→ WHAT TO DO: Only lines with the string "JSON" matter here; gather them from the material below.

━━ SUPPLIED DATA ━━

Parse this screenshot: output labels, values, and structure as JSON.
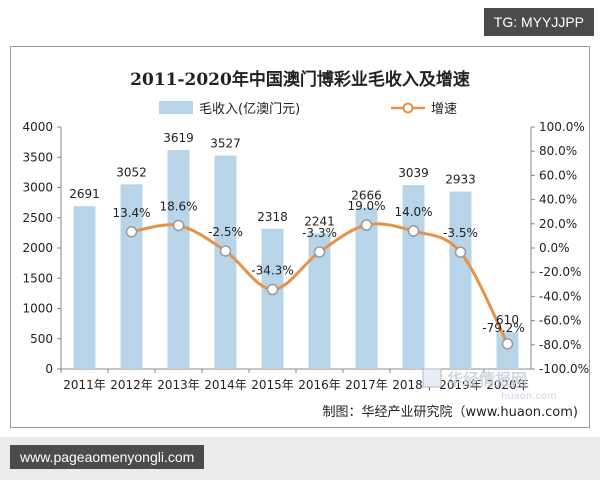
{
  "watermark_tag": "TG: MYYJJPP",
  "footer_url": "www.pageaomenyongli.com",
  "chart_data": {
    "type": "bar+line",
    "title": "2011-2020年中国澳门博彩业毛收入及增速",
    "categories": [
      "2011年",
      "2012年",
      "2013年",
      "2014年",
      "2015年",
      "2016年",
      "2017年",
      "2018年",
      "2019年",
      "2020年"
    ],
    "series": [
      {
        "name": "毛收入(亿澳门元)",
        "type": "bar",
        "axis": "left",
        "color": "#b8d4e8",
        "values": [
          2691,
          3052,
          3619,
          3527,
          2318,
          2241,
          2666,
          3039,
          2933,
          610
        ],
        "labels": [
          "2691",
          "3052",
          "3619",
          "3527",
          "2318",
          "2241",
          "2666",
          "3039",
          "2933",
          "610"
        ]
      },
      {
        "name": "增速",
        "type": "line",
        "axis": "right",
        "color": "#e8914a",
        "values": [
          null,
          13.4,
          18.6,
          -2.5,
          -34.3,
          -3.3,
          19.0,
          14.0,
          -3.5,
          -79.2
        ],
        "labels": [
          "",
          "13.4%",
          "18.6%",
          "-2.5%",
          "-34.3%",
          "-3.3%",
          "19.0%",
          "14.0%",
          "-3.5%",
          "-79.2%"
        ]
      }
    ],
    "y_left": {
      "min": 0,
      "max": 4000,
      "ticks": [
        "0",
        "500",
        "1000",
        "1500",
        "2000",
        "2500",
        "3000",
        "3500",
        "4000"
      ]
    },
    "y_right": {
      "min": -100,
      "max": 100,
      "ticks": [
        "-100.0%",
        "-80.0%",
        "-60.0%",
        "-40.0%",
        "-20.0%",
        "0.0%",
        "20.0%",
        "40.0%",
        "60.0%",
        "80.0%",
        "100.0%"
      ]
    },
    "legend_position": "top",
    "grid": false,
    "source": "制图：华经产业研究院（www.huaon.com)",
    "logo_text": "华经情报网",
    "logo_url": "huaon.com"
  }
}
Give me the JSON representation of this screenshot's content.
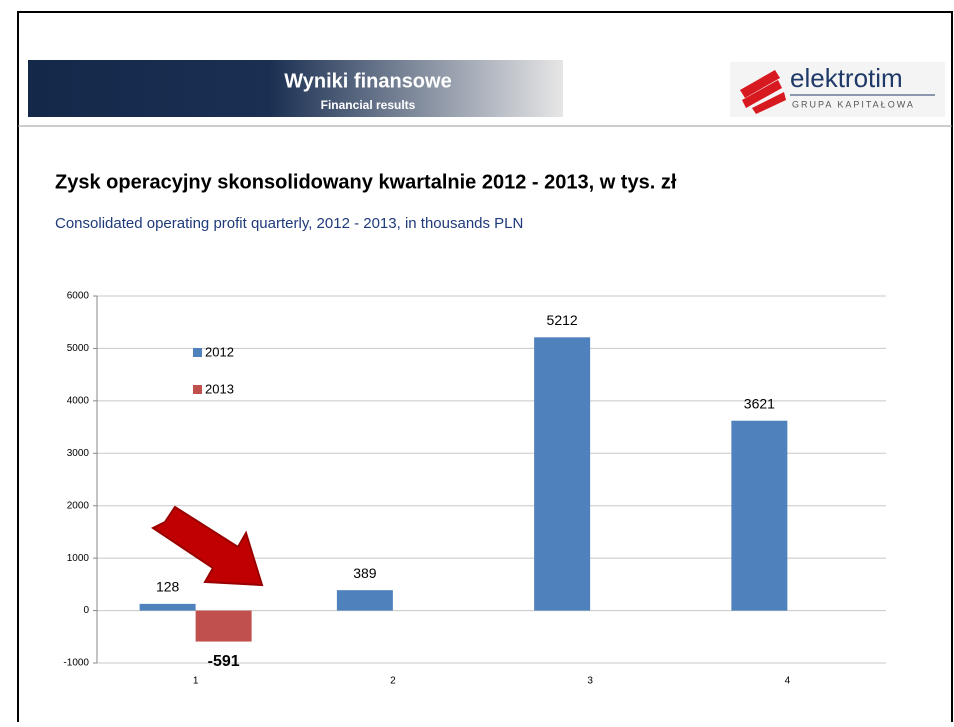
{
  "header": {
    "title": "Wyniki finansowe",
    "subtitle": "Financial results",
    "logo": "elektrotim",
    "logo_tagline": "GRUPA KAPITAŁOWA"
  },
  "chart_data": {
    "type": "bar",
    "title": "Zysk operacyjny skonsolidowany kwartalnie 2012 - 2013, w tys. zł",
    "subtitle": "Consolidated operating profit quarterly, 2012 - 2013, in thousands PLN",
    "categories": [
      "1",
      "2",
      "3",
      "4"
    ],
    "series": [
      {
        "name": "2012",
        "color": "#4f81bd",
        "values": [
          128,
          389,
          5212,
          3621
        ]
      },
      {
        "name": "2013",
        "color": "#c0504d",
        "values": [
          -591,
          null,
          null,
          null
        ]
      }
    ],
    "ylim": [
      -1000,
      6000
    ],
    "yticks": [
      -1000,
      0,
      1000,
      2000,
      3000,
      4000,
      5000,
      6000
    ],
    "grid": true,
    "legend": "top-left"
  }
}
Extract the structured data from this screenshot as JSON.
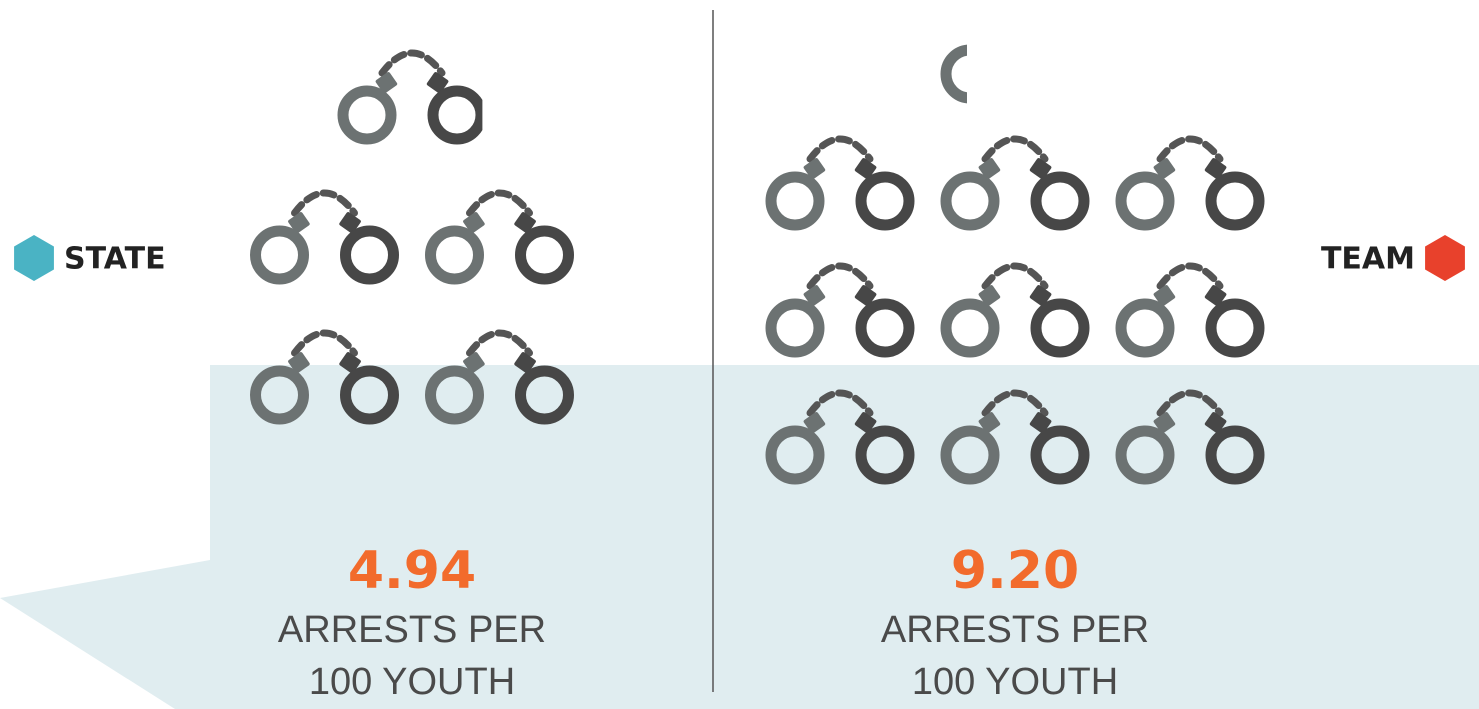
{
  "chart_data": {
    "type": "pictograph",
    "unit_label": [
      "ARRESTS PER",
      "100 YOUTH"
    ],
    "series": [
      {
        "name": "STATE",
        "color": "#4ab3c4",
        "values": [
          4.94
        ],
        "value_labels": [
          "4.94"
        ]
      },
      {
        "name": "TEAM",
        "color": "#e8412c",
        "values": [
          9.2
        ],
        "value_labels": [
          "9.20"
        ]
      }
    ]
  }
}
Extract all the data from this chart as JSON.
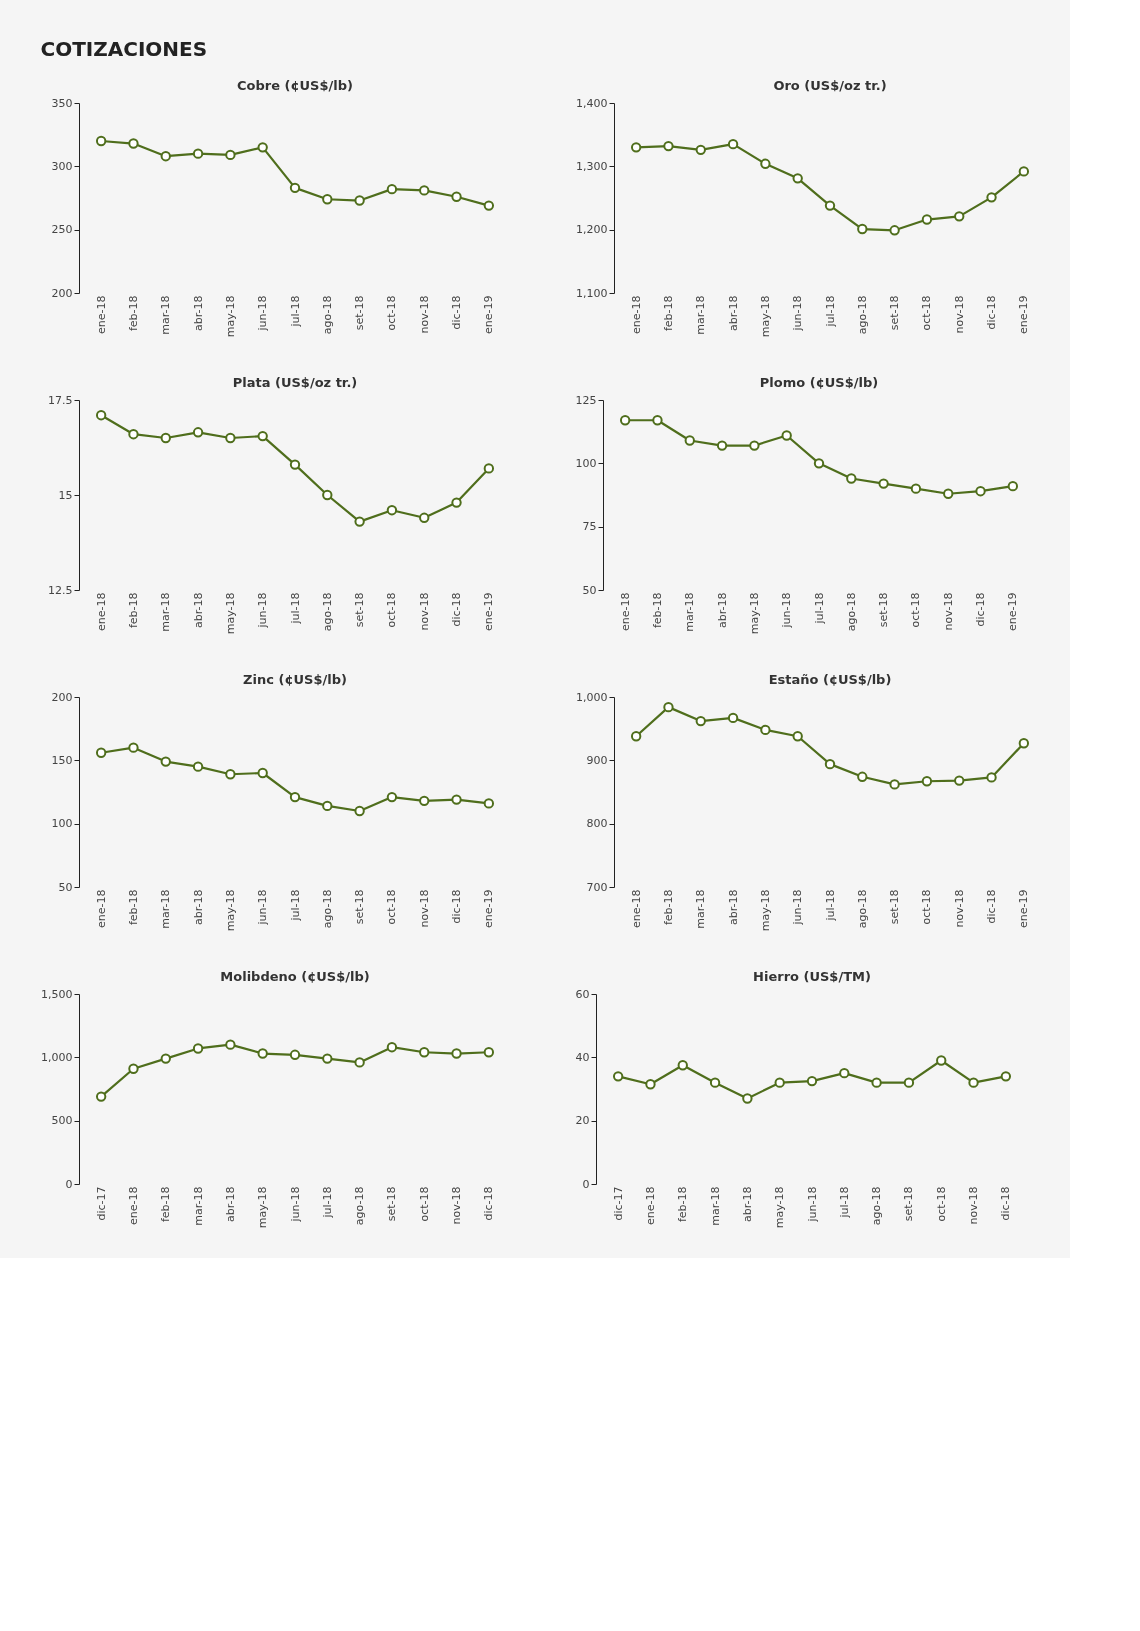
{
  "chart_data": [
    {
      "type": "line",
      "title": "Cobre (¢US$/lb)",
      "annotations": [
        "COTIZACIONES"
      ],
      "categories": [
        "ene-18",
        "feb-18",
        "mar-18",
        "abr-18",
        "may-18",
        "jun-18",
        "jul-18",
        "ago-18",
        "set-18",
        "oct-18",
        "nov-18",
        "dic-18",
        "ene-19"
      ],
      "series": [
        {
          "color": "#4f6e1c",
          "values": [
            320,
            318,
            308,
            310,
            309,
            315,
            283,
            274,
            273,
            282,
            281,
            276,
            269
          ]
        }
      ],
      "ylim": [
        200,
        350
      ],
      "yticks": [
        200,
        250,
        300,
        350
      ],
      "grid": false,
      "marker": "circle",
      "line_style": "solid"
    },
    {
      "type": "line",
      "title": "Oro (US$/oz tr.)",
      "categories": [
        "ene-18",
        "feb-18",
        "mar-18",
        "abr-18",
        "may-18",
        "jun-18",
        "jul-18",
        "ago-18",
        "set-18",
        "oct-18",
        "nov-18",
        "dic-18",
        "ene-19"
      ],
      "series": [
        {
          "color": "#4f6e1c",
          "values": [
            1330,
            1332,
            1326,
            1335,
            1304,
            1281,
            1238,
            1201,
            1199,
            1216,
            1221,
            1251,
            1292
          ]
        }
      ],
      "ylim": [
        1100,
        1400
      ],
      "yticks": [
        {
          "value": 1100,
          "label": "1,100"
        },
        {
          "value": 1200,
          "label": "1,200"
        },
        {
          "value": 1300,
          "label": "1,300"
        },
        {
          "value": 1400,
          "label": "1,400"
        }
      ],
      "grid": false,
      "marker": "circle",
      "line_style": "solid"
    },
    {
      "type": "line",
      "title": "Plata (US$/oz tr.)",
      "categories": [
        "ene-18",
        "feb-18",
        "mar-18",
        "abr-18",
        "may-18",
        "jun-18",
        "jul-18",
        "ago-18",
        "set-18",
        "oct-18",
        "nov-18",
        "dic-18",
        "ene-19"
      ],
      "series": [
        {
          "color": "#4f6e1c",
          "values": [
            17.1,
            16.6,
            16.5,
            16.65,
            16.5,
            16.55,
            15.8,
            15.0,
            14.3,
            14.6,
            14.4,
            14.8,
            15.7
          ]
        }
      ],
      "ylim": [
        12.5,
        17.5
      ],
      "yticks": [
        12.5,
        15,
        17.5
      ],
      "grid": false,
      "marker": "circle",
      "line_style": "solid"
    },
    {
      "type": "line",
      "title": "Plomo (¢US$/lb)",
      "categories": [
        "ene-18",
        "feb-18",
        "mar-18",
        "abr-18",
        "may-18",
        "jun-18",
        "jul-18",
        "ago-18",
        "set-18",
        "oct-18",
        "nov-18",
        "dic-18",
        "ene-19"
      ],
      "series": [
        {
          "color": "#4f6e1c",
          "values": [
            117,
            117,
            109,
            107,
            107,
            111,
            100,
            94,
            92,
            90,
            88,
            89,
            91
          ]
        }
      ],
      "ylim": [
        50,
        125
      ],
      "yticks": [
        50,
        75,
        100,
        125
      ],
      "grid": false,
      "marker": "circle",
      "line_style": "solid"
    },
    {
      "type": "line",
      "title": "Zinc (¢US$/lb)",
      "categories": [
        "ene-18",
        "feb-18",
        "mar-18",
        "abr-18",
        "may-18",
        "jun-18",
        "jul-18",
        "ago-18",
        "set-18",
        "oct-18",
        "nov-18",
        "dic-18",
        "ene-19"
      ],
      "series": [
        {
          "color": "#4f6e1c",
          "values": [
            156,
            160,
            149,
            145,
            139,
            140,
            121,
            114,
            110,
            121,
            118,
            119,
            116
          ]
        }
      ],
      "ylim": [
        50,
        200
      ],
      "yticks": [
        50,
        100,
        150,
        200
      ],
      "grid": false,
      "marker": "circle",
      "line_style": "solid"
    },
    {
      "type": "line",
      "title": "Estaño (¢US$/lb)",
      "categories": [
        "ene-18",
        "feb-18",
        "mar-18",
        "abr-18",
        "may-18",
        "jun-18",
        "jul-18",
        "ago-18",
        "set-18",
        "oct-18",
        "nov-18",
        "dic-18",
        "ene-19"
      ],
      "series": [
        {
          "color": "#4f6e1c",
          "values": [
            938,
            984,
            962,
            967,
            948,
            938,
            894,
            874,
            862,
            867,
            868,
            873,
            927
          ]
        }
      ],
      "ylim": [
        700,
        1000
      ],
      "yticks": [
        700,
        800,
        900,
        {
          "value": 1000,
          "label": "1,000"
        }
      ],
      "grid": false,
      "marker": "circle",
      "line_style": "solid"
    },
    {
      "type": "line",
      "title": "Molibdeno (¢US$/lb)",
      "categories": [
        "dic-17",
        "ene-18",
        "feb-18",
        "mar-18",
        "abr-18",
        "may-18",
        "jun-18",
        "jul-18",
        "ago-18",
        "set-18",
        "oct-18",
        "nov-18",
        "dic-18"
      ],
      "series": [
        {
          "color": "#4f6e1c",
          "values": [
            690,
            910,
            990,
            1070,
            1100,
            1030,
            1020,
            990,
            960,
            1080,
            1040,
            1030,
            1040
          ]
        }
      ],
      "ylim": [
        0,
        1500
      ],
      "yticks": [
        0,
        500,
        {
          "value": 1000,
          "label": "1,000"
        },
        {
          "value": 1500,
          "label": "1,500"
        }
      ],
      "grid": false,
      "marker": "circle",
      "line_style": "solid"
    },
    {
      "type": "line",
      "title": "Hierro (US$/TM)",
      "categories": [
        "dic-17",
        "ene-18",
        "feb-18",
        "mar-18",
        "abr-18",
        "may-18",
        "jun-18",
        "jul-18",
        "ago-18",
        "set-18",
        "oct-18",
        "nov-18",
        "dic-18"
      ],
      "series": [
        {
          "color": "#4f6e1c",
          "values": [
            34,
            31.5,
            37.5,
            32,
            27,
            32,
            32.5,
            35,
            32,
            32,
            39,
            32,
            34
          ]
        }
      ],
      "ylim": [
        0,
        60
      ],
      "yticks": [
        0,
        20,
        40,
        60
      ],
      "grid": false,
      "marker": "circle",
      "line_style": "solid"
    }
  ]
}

━━━

→ FINISHED ANSWER:
Parse this screenshot: output labels, values, and structure as JSON.
Give me the JSON representation of this screenshot's content.
Extract the structured data from this screenshot as JSON.
Extract all the data from this chart as JSON.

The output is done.